### Exercise details
Images are not part of the copy; write out the rest of the data exactly as given.

>> START Dataset records

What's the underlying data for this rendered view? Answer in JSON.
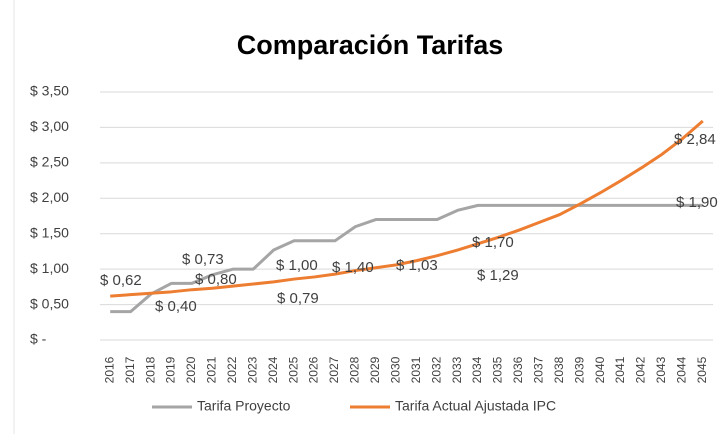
{
  "chart_data": {
    "type": "line",
    "title": "Comparación Tarifas",
    "categories": [
      "2016",
      "2017",
      "2018",
      "2019",
      "2020",
      "2021",
      "2022",
      "2023",
      "2024",
      "2025",
      "2026",
      "2027",
      "2028",
      "2029",
      "2030",
      "2031",
      "2032",
      "2033",
      "2034",
      "2035",
      "2036",
      "2037",
      "2038",
      "2039",
      "2040",
      "2041",
      "2042",
      "2043",
      "2044",
      "2045"
    ],
    "series": [
      {
        "name": "Tarifa Proyecto",
        "color": "#a5a5a5",
        "values": [
          0.4,
          0.4,
          0.65,
          0.8,
          0.8,
          0.92,
          1.0,
          1.0,
          1.27,
          1.4,
          1.4,
          1.4,
          1.6,
          1.7,
          1.7,
          1.7,
          1.7,
          1.83,
          1.9,
          1.9,
          1.9,
          1.9,
          1.9,
          1.9,
          1.9,
          1.9,
          1.9,
          1.9,
          1.9,
          1.9
        ]
      },
      {
        "name": "Tarifa Actual Ajustada IPC",
        "color": "#ed7d31",
        "values": [
          0.62,
          0.64,
          0.66,
          0.68,
          0.71,
          0.73,
          0.76,
          0.79,
          0.82,
          0.86,
          0.89,
          0.93,
          0.98,
          1.02,
          1.06,
          1.12,
          1.19,
          1.27,
          1.36,
          1.45,
          1.55,
          1.66,
          1.77,
          1.92,
          2.08,
          2.25,
          2.43,
          2.62,
          2.84,
          3.09
        ]
      }
    ],
    "ylim": [
      0,
      3.5
    ],
    "yticks": [
      {
        "value": 0,
        "label": "$ -"
      },
      {
        "value": 0.5,
        "label": "$ 0,50"
      },
      {
        "value": 1,
        "label": "$ 1,00"
      },
      {
        "value": 1.5,
        "label": "$ 1,50"
      },
      {
        "value": 2,
        "label": "$ 2,00"
      },
      {
        "value": 2.5,
        "label": "$ 2,50"
      },
      {
        "value": 3,
        "label": "$ 3,00"
      },
      {
        "value": 3.5,
        "label": "$ 3,50"
      }
    ],
    "grid": true,
    "legend": "bottom",
    "annotations": [
      "$ 0,62",
      "$ 0,40",
      "$ 0,73",
      "$ 0,80",
      "$ 1,00",
      "$ 0,79",
      "$ 1,40",
      "$ 1,03",
      "$ 1,70",
      "$ 1,29",
      "$ 1,90",
      "$ 2,84"
    ]
  }
}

>> END Dataset records

### Correct response
What's the underlying data for this rendered view? Answer in JSON.
{
  "chart_data": {
    "type": "line",
    "title": "Comparación Tarifas",
    "categories": [
      "2016",
      "2017",
      "2018",
      "2019",
      "2020",
      "2021",
      "2022",
      "2023",
      "2024",
      "2025",
      "2026",
      "2027",
      "2028",
      "2029",
      "2030",
      "2031",
      "2032",
      "2033",
      "2034",
      "2035",
      "2036",
      "2037",
      "2038",
      "2039",
      "2040",
      "2041",
      "2042",
      "2043",
      "2044",
      "2045"
    ],
    "series": [
      {
        "name": "Tarifa Proyecto",
        "color": "#a5a5a5",
        "values": [
          0.4,
          0.4,
          0.65,
          0.8,
          0.8,
          0.92,
          1.0,
          1.0,
          1.27,
          1.4,
          1.4,
          1.4,
          1.6,
          1.7,
          1.7,
          1.7,
          1.7,
          1.83,
          1.9,
          1.9,
          1.9,
          1.9,
          1.9,
          1.9,
          1.9,
          1.9,
          1.9,
          1.9,
          1.9,
          1.9
        ]
      },
      {
        "name": "Tarifa Actual Ajustada IPC",
        "color": "#ed7d31",
        "values": [
          0.62,
          0.64,
          0.66,
          0.68,
          0.71,
          0.73,
          0.76,
          0.79,
          0.82,
          0.86,
          0.89,
          0.93,
          0.98,
          1.02,
          1.06,
          1.12,
          1.19,
          1.27,
          1.36,
          1.45,
          1.55,
          1.66,
          1.77,
          1.92,
          2.08,
          2.25,
          2.43,
          2.62,
          2.84,
          3.09
        ]
      }
    ],
    "ylim": [
      0,
      3.5
    ],
    "yticks": [
      {
        "value": 0,
        "label": "$ -"
      },
      {
        "value": 0.5,
        "label": "$ 0,50"
      },
      {
        "value": 1,
        "label": "$ 1,00"
      },
      {
        "value": 1.5,
        "label": "$ 1,50"
      },
      {
        "value": 2,
        "label": "$ 2,00"
      },
      {
        "value": 2.5,
        "label": "$ 2,50"
      },
      {
        "value": 3,
        "label": "$ 3,00"
      },
      {
        "value": 3.5,
        "label": "$ 3,50"
      }
    ],
    "grid": true,
    "legend": "bottom",
    "annotations": [
      "$ 0,62",
      "$ 0,40",
      "$ 0,73",
      "$ 0,80",
      "$ 1,00",
      "$ 0,79",
      "$ 1,40",
      "$ 1,03",
      "$ 1,70",
      "$ 1,29",
      "$ 1,90",
      "$ 2,84"
    ]
  }
}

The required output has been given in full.